## BEGIN DATA SECTION

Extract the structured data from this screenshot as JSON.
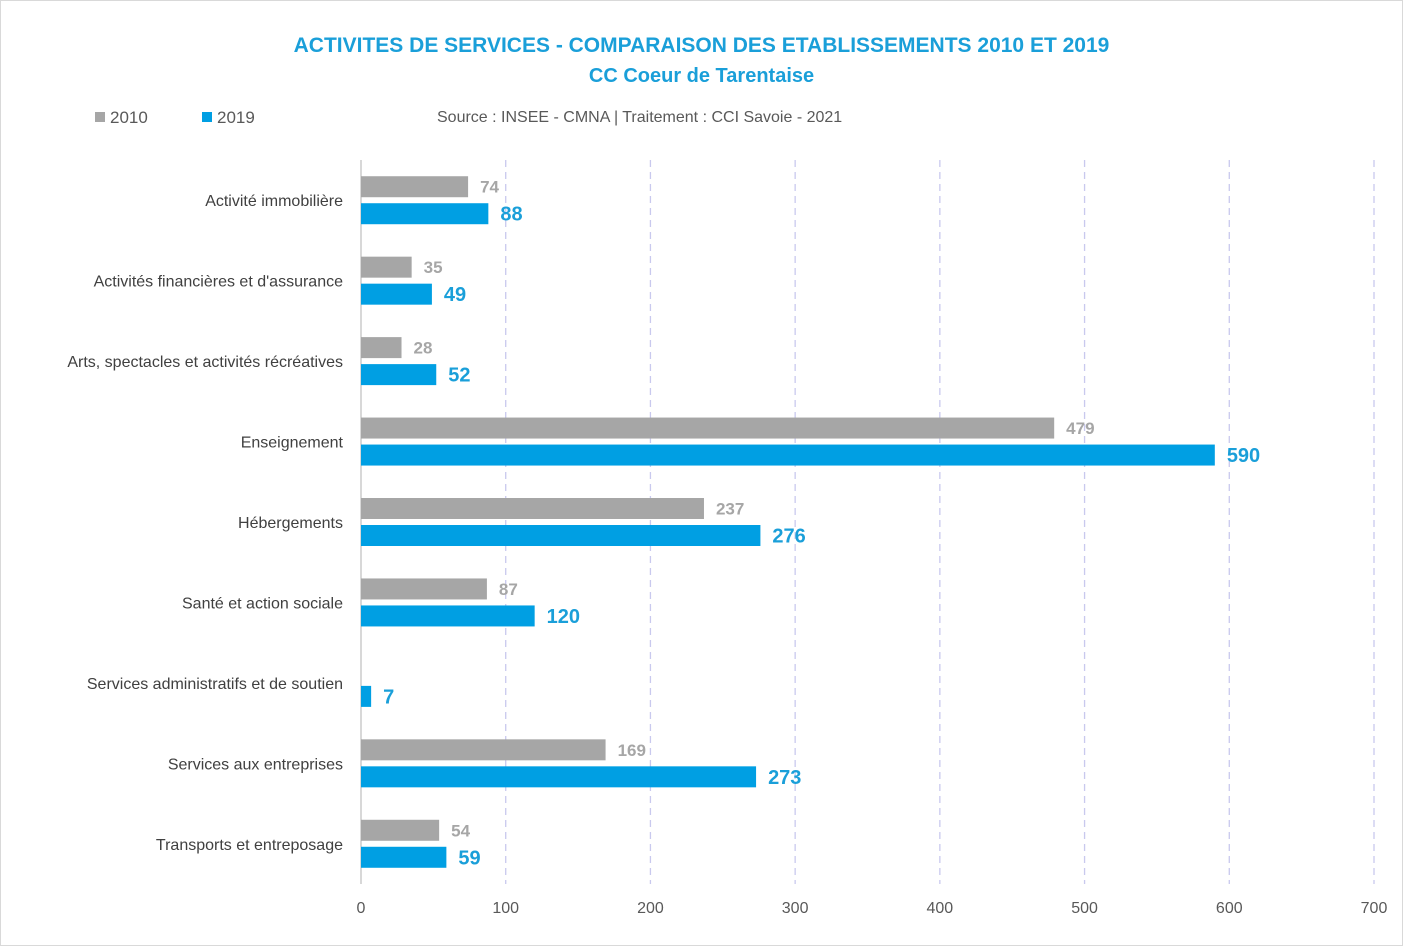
{
  "chart_data": {
    "type": "bar",
    "orientation": "horizontal",
    "title": "ACTIVITES DE SERVICES - COMPARAISON DES ETABLISSEMENTS 2010 ET 2019",
    "subtitle": "CC Coeur de Tarentaise",
    "source": "Source : INSEE - CMNA  |  Traitement : CCI Savoie - 2021",
    "categories": [
      "Activité immobilière",
      "Activités financières et d'assurance",
      "Arts, spectacles et activités récréatives",
      "Enseignement",
      "Hébergements",
      "Santé et action sociale",
      "Services administratifs et de soutien",
      "Services aux entreprises",
      "Transports et entreposage"
    ],
    "series": [
      {
        "name": "2010",
        "color": "#a6a6a6",
        "values": [
          74,
          35,
          28,
          479,
          237,
          87,
          null,
          169,
          54
        ]
      },
      {
        "name": "2019",
        "color": "#009fe3",
        "values": [
          88,
          49,
          52,
          590,
          276,
          120,
          7,
          273,
          59
        ]
      }
    ],
    "xlim": [
      0,
      700
    ],
    "xticks": [
      0,
      100,
      200,
      300,
      400,
      500,
      600,
      700
    ],
    "grid": true,
    "legend_position": "top-left",
    "accent_color": "#1a9fd9"
  }
}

## END DATA SECTION

#### [THE EXERCISE]
Transcribe every record above exactly as written, leaving out any pictures.

#### [WRITTEN RESPONSE]
Extract the structured data from this screenshot as JSON.
{
  "chart_data": {
    "type": "bar",
    "orientation": "horizontal",
    "title": "ACTIVITES DE SERVICES - COMPARAISON DES ETABLISSEMENTS 2010 ET 2019",
    "subtitle": "CC Coeur de Tarentaise",
    "source": "Source : INSEE - CMNA  |  Traitement : CCI Savoie - 2021",
    "categories": [
      "Activité immobilière",
      "Activités financières et d'assurance",
      "Arts, spectacles et activités récréatives",
      "Enseignement",
      "Hébergements",
      "Santé et action sociale",
      "Services administratifs et de soutien",
      "Services aux entreprises",
      "Transports et entreposage"
    ],
    "series": [
      {
        "name": "2010",
        "color": "#a6a6a6",
        "values": [
          74,
          35,
          28,
          479,
          237,
          87,
          null,
          169,
          54
        ]
      },
      {
        "name": "2019",
        "color": "#009fe3",
        "values": [
          88,
          49,
          52,
          590,
          276,
          120,
          7,
          273,
          59
        ]
      }
    ],
    "xlim": [
      0,
      700
    ],
    "xticks": [
      0,
      100,
      200,
      300,
      400,
      500,
      600,
      700
    ],
    "grid": true,
    "legend_position": "top-left",
    "accent_color": "#1a9fd9"
  }
}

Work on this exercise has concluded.